* start Items *

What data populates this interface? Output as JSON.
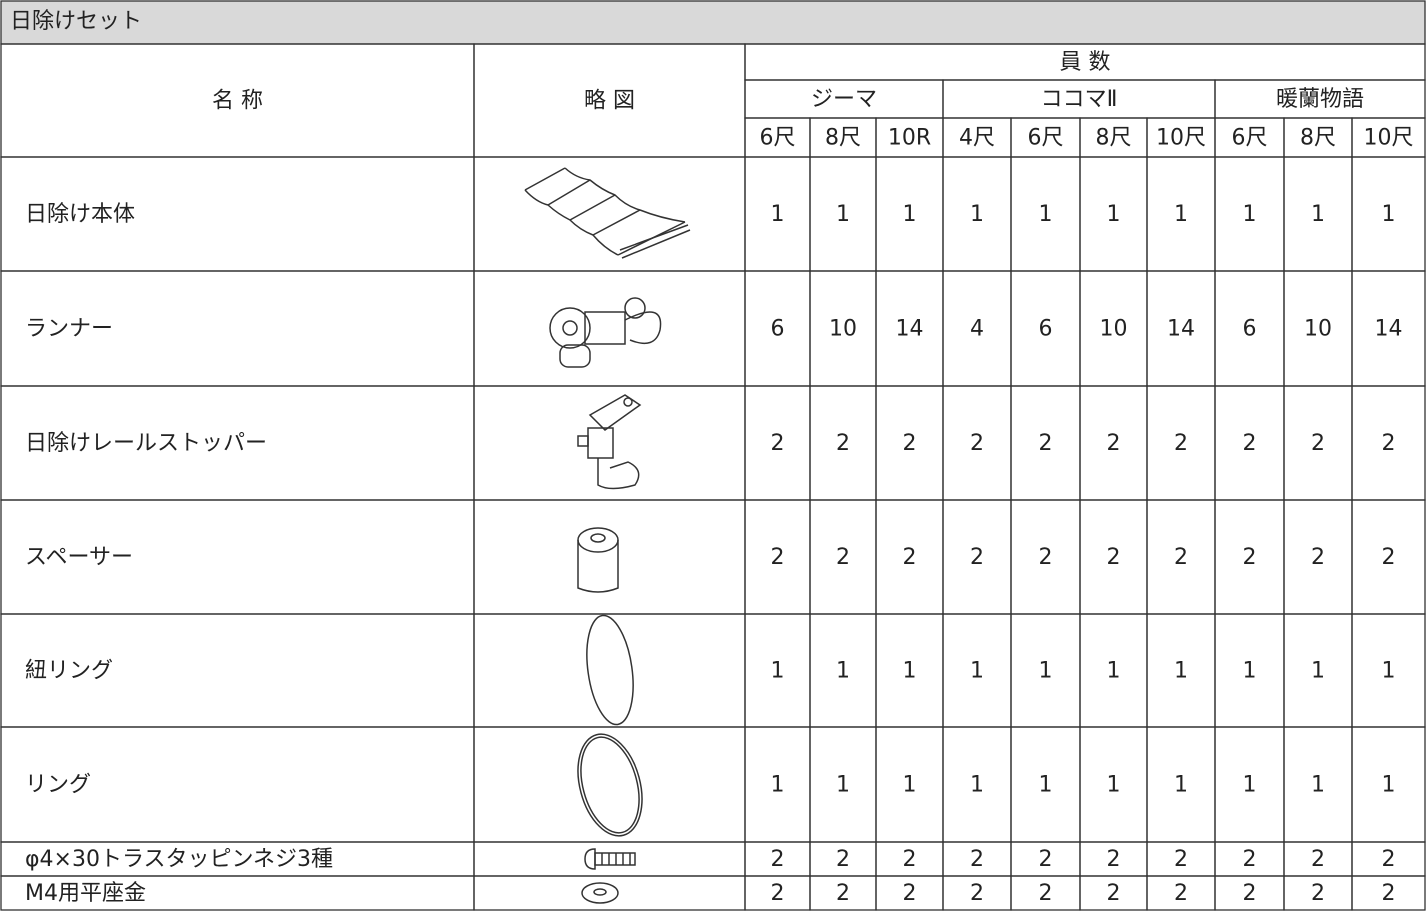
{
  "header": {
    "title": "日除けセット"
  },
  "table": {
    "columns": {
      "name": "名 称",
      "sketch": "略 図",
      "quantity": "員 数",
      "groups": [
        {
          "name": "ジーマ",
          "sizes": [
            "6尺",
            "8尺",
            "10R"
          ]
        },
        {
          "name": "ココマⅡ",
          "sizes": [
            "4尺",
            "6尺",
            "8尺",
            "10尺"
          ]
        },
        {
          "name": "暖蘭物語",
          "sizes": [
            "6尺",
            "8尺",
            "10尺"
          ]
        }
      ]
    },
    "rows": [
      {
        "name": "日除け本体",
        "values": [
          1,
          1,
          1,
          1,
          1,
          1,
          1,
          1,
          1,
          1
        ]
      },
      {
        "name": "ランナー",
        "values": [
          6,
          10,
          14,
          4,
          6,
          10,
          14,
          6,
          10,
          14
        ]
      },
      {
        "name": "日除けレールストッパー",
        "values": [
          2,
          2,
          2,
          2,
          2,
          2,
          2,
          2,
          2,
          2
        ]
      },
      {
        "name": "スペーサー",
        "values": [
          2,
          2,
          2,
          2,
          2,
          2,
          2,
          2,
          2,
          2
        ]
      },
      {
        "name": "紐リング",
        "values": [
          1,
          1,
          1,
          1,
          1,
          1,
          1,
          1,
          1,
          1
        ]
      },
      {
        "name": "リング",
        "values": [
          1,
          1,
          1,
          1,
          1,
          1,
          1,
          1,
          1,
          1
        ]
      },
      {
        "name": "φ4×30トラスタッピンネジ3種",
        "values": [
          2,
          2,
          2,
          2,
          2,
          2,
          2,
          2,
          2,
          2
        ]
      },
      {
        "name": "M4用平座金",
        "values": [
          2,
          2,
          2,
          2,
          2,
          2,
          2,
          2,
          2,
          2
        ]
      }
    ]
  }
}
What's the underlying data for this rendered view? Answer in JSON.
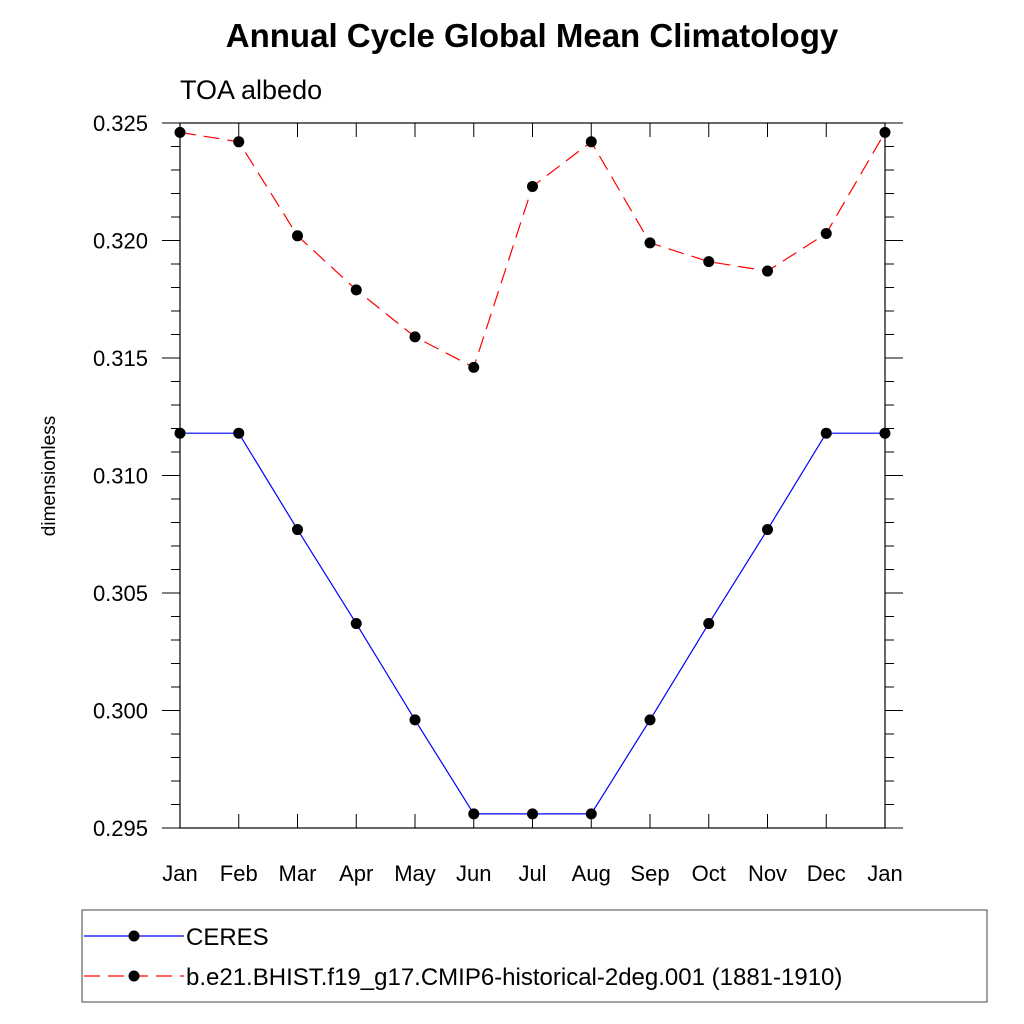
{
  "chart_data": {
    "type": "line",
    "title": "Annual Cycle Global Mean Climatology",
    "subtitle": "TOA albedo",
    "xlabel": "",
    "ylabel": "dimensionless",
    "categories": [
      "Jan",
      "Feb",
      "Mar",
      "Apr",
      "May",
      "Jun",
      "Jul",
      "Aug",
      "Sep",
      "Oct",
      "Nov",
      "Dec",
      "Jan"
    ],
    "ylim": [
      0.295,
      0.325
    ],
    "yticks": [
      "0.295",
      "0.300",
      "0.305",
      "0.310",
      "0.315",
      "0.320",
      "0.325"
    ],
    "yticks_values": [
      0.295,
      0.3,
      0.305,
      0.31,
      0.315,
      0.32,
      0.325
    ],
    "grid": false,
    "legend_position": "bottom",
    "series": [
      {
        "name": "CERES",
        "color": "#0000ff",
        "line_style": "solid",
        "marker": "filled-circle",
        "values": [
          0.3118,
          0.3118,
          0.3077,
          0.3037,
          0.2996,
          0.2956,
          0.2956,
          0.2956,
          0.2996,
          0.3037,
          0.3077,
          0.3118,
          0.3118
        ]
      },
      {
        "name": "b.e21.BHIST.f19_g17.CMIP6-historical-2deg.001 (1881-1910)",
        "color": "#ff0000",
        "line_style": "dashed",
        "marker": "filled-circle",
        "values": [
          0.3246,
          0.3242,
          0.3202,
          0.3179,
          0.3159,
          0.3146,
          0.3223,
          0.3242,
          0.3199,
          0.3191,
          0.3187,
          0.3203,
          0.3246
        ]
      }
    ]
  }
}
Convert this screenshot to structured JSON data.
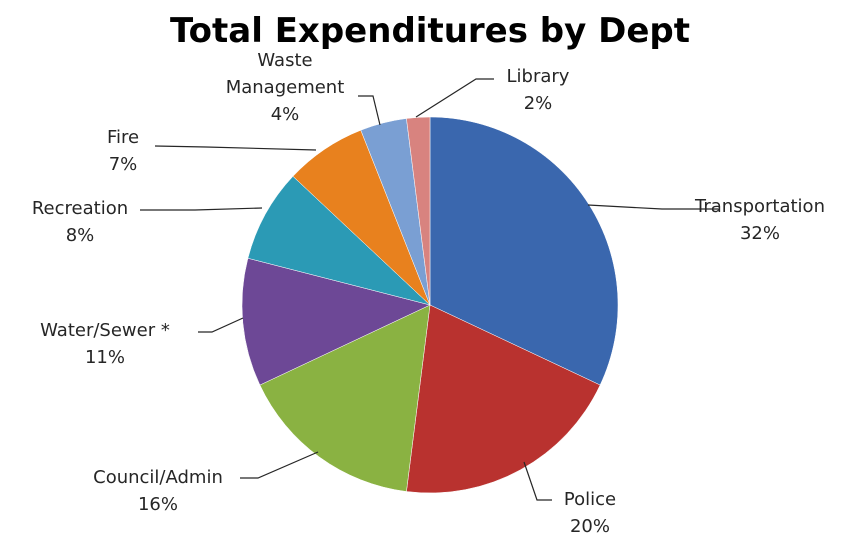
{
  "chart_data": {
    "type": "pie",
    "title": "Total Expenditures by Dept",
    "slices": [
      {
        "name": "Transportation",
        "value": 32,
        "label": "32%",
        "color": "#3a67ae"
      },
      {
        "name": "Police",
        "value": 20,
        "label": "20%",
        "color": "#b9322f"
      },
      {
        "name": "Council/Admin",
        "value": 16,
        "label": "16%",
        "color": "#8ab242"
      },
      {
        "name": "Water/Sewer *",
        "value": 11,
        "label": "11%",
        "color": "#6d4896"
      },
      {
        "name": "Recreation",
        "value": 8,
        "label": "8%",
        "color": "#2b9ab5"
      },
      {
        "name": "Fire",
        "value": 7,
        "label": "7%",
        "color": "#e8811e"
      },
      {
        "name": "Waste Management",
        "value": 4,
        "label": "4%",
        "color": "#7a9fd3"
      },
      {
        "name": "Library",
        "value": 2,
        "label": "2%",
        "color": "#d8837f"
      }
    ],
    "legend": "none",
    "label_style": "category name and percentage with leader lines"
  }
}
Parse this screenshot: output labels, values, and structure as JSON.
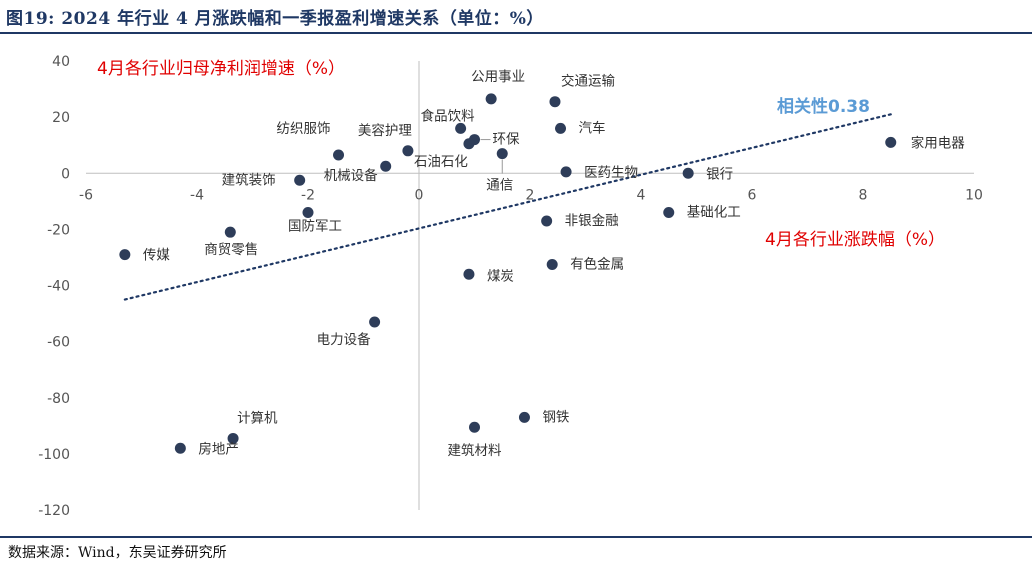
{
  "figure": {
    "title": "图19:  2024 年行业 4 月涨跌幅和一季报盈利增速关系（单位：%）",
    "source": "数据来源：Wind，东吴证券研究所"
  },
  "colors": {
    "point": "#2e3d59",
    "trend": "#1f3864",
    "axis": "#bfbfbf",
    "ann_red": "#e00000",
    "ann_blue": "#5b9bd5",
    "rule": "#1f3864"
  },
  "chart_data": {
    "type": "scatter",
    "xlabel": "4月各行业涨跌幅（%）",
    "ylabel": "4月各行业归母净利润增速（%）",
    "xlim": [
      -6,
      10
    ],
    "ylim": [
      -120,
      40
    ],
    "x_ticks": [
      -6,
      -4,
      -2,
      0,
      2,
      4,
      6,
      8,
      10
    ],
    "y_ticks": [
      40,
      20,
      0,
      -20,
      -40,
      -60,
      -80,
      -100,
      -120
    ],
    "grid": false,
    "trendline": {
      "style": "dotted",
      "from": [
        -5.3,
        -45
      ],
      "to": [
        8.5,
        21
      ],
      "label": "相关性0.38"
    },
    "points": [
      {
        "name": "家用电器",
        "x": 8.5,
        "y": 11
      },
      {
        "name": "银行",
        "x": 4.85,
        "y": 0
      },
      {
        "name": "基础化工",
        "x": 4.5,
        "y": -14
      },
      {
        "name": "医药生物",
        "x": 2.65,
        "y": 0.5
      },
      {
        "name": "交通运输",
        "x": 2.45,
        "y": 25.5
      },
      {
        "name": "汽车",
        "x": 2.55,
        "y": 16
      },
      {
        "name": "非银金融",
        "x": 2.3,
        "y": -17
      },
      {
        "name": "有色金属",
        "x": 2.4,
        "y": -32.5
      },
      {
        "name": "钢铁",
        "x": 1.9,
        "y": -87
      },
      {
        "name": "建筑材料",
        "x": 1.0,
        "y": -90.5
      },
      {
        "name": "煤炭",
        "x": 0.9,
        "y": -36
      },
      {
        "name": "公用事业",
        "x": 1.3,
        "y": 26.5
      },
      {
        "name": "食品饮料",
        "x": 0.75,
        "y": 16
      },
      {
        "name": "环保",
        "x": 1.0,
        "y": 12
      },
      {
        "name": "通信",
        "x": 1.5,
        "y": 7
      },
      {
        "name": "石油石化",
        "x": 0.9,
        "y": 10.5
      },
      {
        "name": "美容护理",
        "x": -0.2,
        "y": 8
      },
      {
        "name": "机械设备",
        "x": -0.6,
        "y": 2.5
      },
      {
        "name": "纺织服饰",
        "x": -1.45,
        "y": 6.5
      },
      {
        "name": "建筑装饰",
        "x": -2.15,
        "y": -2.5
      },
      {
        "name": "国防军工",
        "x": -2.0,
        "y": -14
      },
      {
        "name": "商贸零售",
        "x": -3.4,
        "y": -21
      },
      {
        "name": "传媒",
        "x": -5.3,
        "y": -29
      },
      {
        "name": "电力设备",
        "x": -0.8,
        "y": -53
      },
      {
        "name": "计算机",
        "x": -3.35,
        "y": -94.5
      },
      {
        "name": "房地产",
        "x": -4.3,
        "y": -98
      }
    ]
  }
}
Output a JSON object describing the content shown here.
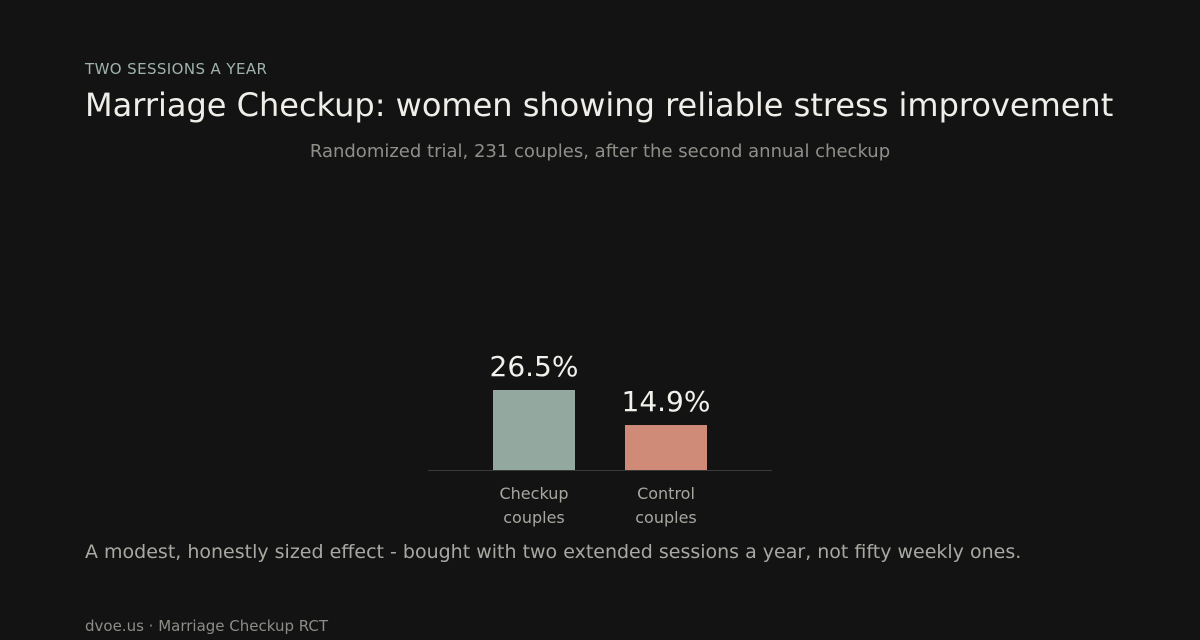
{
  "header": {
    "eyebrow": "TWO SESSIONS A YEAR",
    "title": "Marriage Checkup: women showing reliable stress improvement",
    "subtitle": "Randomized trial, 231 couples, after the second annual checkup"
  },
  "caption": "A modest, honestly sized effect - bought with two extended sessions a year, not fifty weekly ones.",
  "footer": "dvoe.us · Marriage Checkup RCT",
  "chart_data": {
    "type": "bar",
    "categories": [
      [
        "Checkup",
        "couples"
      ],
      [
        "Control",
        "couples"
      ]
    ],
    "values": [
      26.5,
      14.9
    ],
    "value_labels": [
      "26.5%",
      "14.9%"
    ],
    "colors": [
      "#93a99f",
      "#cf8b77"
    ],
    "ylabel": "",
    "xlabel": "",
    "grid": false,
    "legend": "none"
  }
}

* end Items *

How many lines in the data contain the string "this"? Respond with the number only.

4